— START OF DATA LINES —
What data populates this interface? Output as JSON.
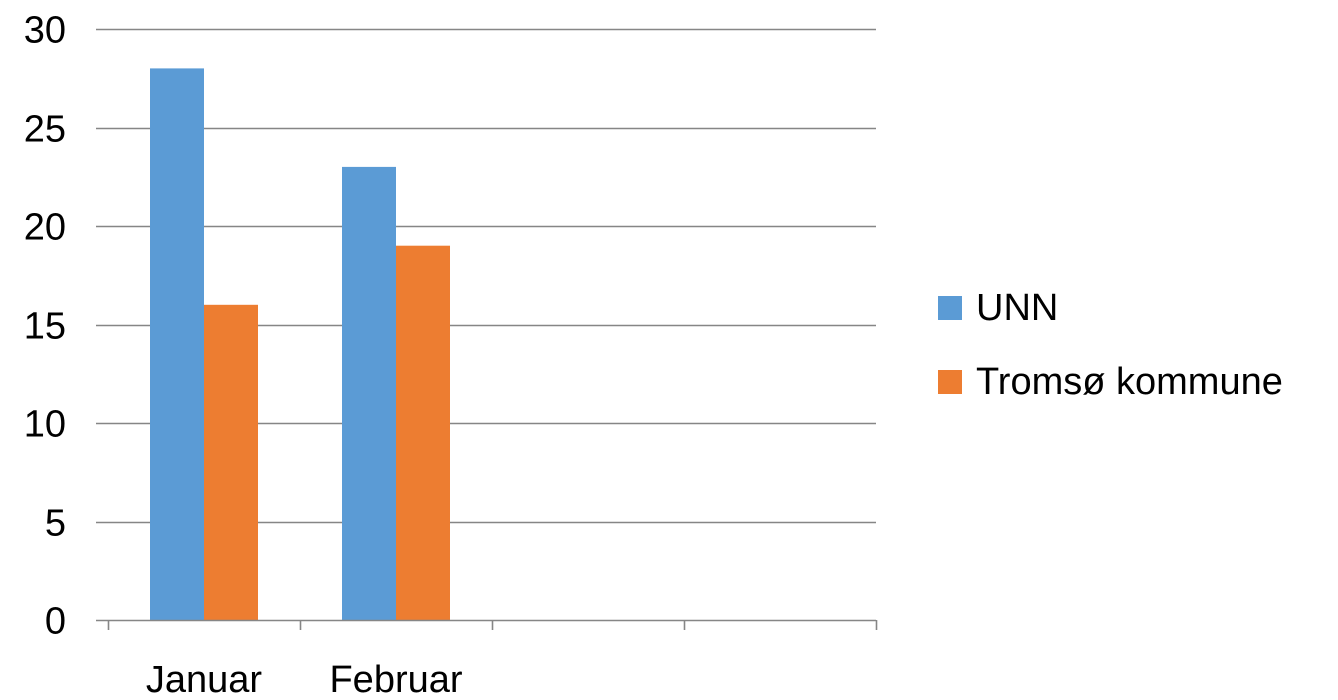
{
  "chart_data": {
    "type": "bar",
    "categories": [
      "Januar",
      "Februar",
      "",
      ""
    ],
    "series": [
      {
        "name": "UNN",
        "values": [
          28,
          23,
          null,
          null
        ],
        "color": "#5b9bd5"
      },
      {
        "name": "Tromsø kommune",
        "values": [
          16,
          19,
          null,
          null
        ],
        "color": "#ed7d31"
      }
    ],
    "title": "",
    "xlabel": "",
    "ylabel": "",
    "ylim": [
      0,
      30
    ],
    "yticks": [
      0,
      5,
      10,
      15,
      20,
      25,
      30
    ],
    "grid": true,
    "gridline_color": "#868686",
    "legend_position": "right"
  }
}
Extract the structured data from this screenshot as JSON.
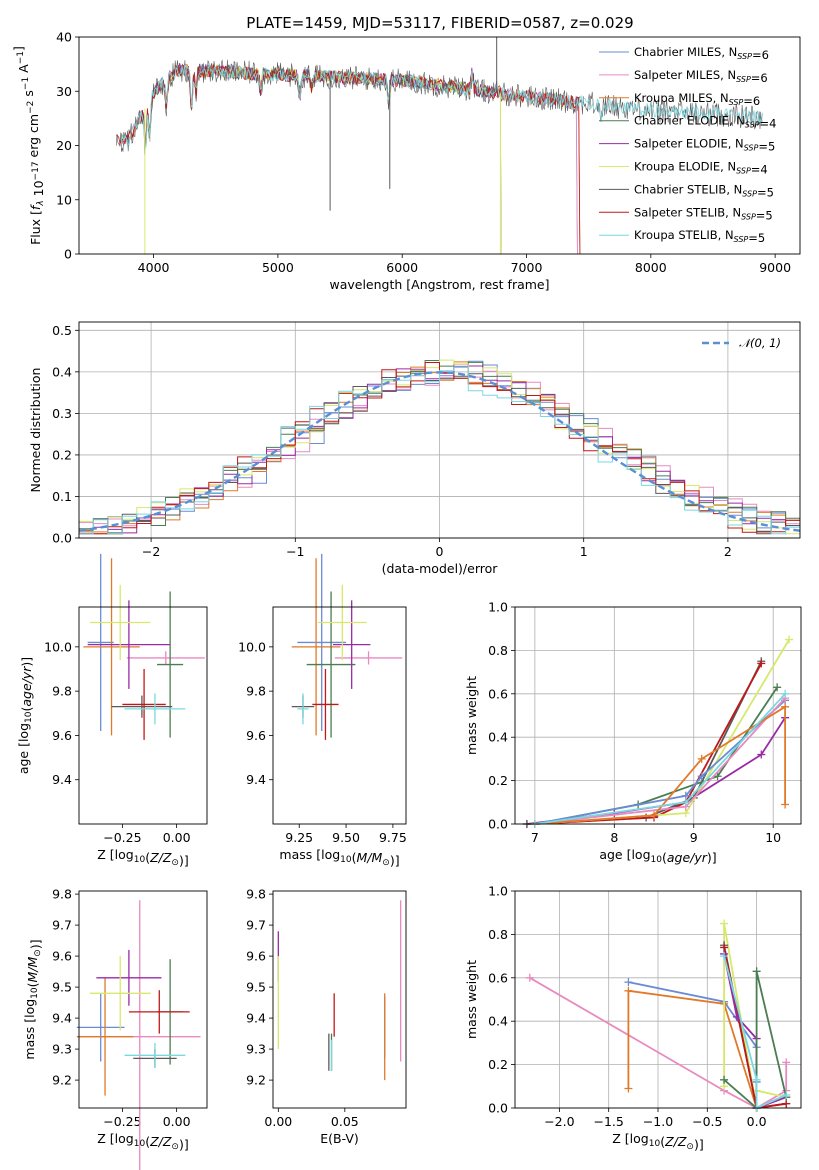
— END OF DATA LINES —
▶ _DO THIS_:
Retype all of the entries exactly as written, leaving out any images.

▶ _ANSWER TO THIS TASK_:
What data populates this interface? Output as JSON.
{
  "chart_data": {
    "type": "bar",
    "categories": [
      "Januar",
      "Februar",
      "",
      ""
    ],
    "series": [
      {
        "name": "UNN",
        "values": [
          28,
          23,
          null,
          null
        ],
        "color": "#5b9bd5"
      },
      {
        "name": "Tromsø kommune",
        "values": [
          16,
          19,
          null,
          null
        ],
        "color": "#ed7d31"
      }
    ],
    "title": "",
    "xlabel": "",
    "ylabel": "",
    "ylim": [
      0,
      30
    ],
    "yticks": [
      0,
      5,
      10,
      15,
      20,
      25,
      30
    ],
    "grid": true,
    "gridline_color": "#868686",
    "legend_position": "right"
  }
}
Extract the structured data from this screenshot as JSON.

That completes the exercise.